All of the records below need to be copied exactly.
+ + + + +
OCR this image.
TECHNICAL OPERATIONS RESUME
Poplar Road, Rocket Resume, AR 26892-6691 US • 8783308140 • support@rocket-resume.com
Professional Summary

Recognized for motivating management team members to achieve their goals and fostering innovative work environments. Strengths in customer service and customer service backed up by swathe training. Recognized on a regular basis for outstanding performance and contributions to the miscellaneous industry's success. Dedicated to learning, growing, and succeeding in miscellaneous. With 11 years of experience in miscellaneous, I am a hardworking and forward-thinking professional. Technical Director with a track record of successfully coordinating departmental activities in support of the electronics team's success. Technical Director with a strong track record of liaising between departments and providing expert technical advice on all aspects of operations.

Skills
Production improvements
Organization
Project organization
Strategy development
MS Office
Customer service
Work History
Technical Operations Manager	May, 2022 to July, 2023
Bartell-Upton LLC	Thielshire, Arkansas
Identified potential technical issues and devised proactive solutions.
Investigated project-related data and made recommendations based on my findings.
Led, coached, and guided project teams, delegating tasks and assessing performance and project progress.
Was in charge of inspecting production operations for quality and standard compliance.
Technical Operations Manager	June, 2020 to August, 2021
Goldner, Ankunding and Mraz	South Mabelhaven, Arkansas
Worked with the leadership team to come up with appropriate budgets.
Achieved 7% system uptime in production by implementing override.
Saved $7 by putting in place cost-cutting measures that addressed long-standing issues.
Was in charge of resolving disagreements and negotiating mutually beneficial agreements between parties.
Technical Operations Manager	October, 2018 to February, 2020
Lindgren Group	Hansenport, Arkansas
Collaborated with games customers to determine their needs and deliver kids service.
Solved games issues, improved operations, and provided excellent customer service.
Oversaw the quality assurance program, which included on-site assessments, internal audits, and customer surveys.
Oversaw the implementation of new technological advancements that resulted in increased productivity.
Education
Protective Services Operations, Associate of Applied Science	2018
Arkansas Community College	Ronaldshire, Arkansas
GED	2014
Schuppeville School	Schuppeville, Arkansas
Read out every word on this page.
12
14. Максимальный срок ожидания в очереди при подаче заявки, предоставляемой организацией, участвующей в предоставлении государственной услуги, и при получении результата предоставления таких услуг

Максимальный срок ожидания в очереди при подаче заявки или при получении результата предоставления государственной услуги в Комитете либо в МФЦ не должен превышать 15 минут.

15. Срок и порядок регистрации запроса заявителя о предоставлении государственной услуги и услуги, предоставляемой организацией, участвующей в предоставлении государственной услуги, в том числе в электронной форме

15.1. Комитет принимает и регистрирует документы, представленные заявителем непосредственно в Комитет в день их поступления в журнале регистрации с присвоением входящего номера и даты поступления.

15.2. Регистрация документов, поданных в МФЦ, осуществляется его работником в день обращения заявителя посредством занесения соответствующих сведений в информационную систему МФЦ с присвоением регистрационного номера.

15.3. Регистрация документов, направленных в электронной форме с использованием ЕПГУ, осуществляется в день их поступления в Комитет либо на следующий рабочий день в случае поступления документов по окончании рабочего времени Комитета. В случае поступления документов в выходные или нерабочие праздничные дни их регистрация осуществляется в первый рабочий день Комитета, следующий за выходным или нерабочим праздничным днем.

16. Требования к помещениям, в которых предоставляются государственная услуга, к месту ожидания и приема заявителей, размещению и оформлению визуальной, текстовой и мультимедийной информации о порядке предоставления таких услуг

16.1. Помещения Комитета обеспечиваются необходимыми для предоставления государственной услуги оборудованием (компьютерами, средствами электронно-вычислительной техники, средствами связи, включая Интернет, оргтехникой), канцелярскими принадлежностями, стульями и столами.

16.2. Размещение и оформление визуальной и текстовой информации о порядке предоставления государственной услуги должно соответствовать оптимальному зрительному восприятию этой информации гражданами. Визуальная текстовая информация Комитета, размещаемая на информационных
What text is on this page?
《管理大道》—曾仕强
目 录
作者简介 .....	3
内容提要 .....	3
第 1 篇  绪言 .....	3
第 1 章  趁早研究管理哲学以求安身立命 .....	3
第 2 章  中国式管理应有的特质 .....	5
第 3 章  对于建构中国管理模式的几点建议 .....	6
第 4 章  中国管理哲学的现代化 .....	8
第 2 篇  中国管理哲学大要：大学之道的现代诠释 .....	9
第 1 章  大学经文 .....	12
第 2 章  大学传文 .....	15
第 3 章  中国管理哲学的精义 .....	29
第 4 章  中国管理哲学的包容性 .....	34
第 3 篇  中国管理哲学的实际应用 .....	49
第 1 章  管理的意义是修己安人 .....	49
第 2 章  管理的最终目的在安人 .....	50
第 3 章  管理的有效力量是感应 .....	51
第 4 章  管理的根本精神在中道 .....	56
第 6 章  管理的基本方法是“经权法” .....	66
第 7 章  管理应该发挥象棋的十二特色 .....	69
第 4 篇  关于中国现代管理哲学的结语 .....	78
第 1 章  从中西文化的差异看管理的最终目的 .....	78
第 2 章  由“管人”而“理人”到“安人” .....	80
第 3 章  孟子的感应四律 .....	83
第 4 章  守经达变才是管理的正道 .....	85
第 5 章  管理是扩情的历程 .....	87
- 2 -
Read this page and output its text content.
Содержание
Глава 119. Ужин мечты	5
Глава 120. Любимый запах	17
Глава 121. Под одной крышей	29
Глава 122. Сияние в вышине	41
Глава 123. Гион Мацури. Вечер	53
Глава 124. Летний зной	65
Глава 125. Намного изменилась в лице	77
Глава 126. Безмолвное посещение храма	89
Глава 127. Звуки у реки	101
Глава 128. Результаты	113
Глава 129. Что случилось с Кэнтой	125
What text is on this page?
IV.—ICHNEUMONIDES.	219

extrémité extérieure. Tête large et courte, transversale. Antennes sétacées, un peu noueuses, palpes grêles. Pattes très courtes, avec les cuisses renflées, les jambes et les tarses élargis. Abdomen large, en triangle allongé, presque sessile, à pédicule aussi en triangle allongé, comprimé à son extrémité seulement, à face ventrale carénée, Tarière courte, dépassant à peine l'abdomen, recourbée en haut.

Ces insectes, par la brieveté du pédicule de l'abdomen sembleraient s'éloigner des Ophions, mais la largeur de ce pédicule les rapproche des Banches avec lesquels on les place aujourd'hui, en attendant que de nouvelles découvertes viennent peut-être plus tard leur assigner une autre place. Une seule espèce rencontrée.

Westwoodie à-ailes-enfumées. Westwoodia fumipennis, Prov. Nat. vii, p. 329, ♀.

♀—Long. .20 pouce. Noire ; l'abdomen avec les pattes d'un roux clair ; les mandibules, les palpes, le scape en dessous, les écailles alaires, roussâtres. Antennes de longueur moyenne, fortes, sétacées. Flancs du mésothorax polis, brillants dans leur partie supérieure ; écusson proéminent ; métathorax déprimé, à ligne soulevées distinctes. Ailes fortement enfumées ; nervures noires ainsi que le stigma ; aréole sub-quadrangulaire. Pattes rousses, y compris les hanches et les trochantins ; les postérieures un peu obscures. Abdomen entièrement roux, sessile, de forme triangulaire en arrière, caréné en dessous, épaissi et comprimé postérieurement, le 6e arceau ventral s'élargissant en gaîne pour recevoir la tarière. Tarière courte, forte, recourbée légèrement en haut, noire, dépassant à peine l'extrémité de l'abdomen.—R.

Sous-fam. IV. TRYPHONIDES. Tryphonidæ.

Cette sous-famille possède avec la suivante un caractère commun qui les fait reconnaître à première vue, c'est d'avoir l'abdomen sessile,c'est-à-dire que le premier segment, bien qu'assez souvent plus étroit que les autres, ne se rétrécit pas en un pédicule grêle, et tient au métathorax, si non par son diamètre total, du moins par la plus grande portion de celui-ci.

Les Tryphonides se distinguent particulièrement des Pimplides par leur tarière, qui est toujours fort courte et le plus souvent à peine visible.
+ + + + +
## Correct output:
OCR this image.
TECHNICAL OPERATIONS RESUME
Poplar Road, Rocket Resume, AR 26892-6691 US • 8783308140 • support@rocket-resume.com
Professional Summary

Recognized for motivating management team members to achieve their goals and fostering innovative work environments. Strengths in customer service and customer service backed up by swathe training. Recognized on a regular basis for outstanding performance and contributions to the miscellaneous industry's success. Dedicated to learning, growing, and succeeding in miscellaneous. With 11 years of experience in miscellaneous, I am a hardworking and forward-thinking professional. Technical Director with a track record of successfully coordinating departmental activities in support of the electronics team's success. Technical Director with a strong track record of liaising between departments and providing expert technical advice on all aspects of operations.

Skills
Production improvements
Organization
Project organization
Strategy development
MS Office
Customer service
Work History
Technical Operations Manager	May, 2022 to July, 2023
Bartell-Upton LLC	Thielshire, Arkansas
Identified potential technical issues and devised proactive solutions.
Investigated project-related data and made recommendations based on my findings.
Led, coached, and guided project teams, delegating tasks and assessing performance and project progress.
Was in charge of inspecting production operations for quality and standard compliance.
Technical Operations Manager	June, 2020 to August, 2021
Goldner, Ankunding and Mraz	South Mabelhaven, Arkansas
Worked with the leadership team to come up with appropriate budgets.
Achieved 7% system uptime in production by implementing override.
Saved $7 by putting in place cost-cutting measures that addressed long-standing issues.
Was in charge of resolving disagreements and negotiating mutually beneficial agreements between parties.
Technical Operations Manager	October, 2018 to February, 2020
Lindgren Group	Hansenport, Arkansas
Collaborated with games customers to determine their needs and deliver kids service.
Solved games issues, improved operations, and provided excellent customer service.
Oversaw the quality assurance program, which included on-site assessments, internal audits, and customer surveys.
Oversaw the implementation of new technological advancements that resulted in increased productivity.
Education
Protective Services Operations, Associate of Applied Science	2018
Arkansas Community College	Ronaldshire, Arkansas
GED	2014
Schuppeville School	Schuppeville, Arkansas
Read out every word on this page.
12
14. Максимальный срок ожидания в очереди при подаче заявки, предоставляемой организацией, участвующей в предоставлении государственной услуги, и при получении результата предоставления таких услуг

Максимальный срок ожидания в очереди при подаче заявки или при получении результата предоставления государственной услуги в Комитете либо в МФЦ не должен превышать 15 минут.

15. Срок и порядок регистрации запроса заявителя о предоставлении государственной услуги и услуги, предоставляемой организацией, участвующей в предоставлении государственной услуги, в том числе в электронной форме

15.1. Комитет принимает и регистрирует документы, представленные заявителем непосредственно в Комитет в день их поступления в журнале регистрации с присвоением входящего номера и даты поступления.

15.2. Регистрация документов, поданных в МФЦ, осуществляется его работником в день обращения заявителя посредством занесения соответствующих сведений в информационную систему МФЦ с присвоением регистрационного номера.

15.3. Регистрация документов, направленных в электронной форме с использованием ЕПГУ, осуществляется в день их поступления в Комитет либо на следующий рабочий день в случае поступления документов по окончании рабочего времени Комитета. В случае поступления документов в выходные или нерабочие праздничные дни их регистрация осуществляется в первый рабочий день Комитета, следующий за выходным или нерабочим праздничным днем.

16. Требования к помещениям, в которых предоставляются государственная услуга, к месту ожидания и приема заявителей, размещению и оформлению визуальной, текстовой и мультимедийной информации о порядке предоставления таких услуг

16.1. Помещения Комитета обеспечиваются необходимыми для предоставления государственной услуги оборудованием (компьютерами, средствами электронно-вычислительной техники, средствами связи, включая Интернет, оргтехникой), канцелярскими принадлежностями, стульями и столами.

16.2. Размещение и оформление визуальной и текстовой информации о порядке предоставления государственной услуги должно соответствовать оптимальному зрительному восприятию этой информации гражданами. Визуальная текстовая информация Комитета, размещаемая на информационных
What text is on this page?
《管理大道》—曾仕强
目 录
作者简介 .....	3
内容提要 .....	3
第 1 篇  绪言 .....	3
第 1 章  趁早研究管理哲学以求安身立命 .....	3
第 2 章  中国式管理应有的特质 .....	5
第 3 章  对于建构中国管理模式的几点建议 .....	6
第 4 章  中国管理哲学的现代化 .....	8
第 2 篇  中国管理哲学大要：大学之道的现代诠释 .....	9
第 1 章  大学经文 .....	12
第 2 章  大学传文 .....	15
第 3 章  中国管理哲学的精义 .....	29
第 4 章  中国管理哲学的包容性 .....	34
第 3 篇  中国管理哲学的实际应用 .....	49
第 1 章  管理的意义是修己安人 .....	49
第 2 章  管理的最终目的在安人 .....	50
第 3 章  管理的有效力量是感应 .....	51
第 4 章  管理的根本精神在中道 .....	56
第 6 章  管理的基本方法是“经权法” .....	66
第 7 章  管理应该发挥象棋的十二特色 .....	69
第 4 篇  关于中国现代管理哲学的结语 .....	78
第 1 章  从中西文化的差异看管理的最终目的 .....	78
第 2 章  由“管人”而“理人”到“安人” .....	80
第 3 章  孟子的感应四律 .....	83
第 4 章  守经达变才是管理的正道 .....	85
第 5 章  管理是扩情的历程 .....	87
- 2 -
Read this page and output its text content.
Содержание
Глава 119. Ужин мечты	5
Глава 120. Любимый запах	17
Глава 121. Под одной крышей	29
Глава 122. Сияние в вышине	41
Глава 123. Гион Мацури. Вечер	53
Глава 124. Летний зной	65
Глава 125. Намного изменилась в лице	77
Глава 126. Безмолвное посещение храма	89
Глава 127. Звуки у реки	101
Глава 128. Результаты	113
Глава 129. Что случилось с Кэнтой	125
What text is on this page?
IV.—ICHNEUMONIDES.	219

extrémité extérieure. Tête large et courte, transversale. Antennes sétacées, un peu noueuses, palpes grêles. Pattes très courtes, avec les cuisses renflées, les jambes et les tarses élargis. Abdomen large, en triangle allongé, presque sessile, à pédicule aussi en triangle allongé, comprimé à son extrémité seulement, à face ventrale carénée, Tarière courte, dépassant à peine l'abdomen, recourbée en haut.

Ces insectes, par la brieveté du pédicule de l'abdomen sembleraient s'éloigner des Ophions, mais la largeur de ce pédicule les rapproche des Banches avec lesquels on les place aujourd'hui, en attendant que de nouvelles découvertes viennent peut-être plus tard leur assigner une autre place. Une seule espèce rencontrée.

Westwoodie à-ailes-enfumées. Westwoodia fumipennis, Prov. Nat. vii, p. 329, ♀.

♀—Long. .20 pouce. Noire ; l'abdomen avec les pattes d'un roux clair ; les mandibules, les palpes, le scape en dessous, les écailles alaires, roussâtres. Antennes de longueur moyenne, fortes, sétacées. Flancs du mésothorax polis, brillants dans leur partie supérieure ; écusson proéminent ; métathorax déprimé, à ligne soulevées distinctes. Ailes fortement enfumées ; nervures noires ainsi que le stigma ; aréole sub-quadrangulaire. Pattes rousses, y compris les hanches et les trochantins ; les postérieures un peu obscures. Abdomen entièrement roux, sessile, de forme triangulaire en arrière, caréné en dessous, épaissi et comprimé postérieurement, le 6e arceau ventral s'élargissant en gaîne pour recevoir la tarière. Tarière courte, forte, recourbée légèrement en haut, noire, dépassant à peine l'extrémité de l'abdomen.—R.

Sous-fam. IV. TRYPHONIDES. Tryphonidæ.

Cette sous-famille possède avec la suivante un caractère commun qui les fait reconnaître à première vue, c'est d'avoir l'abdomen sessile,c'est-à-dire que le premier segment, bien qu'assez souvent plus étroit que les autres, ne se rétrécit pas en un pédicule grêle, et tient au métathorax, si non par son diamètre total, du moins par la plus grande portion de celui-ci.

Les Tryphonides se distinguent particulièrement des Pimplides par leur tarière, qui est toujours fort courte et le plus souvent à peine visible.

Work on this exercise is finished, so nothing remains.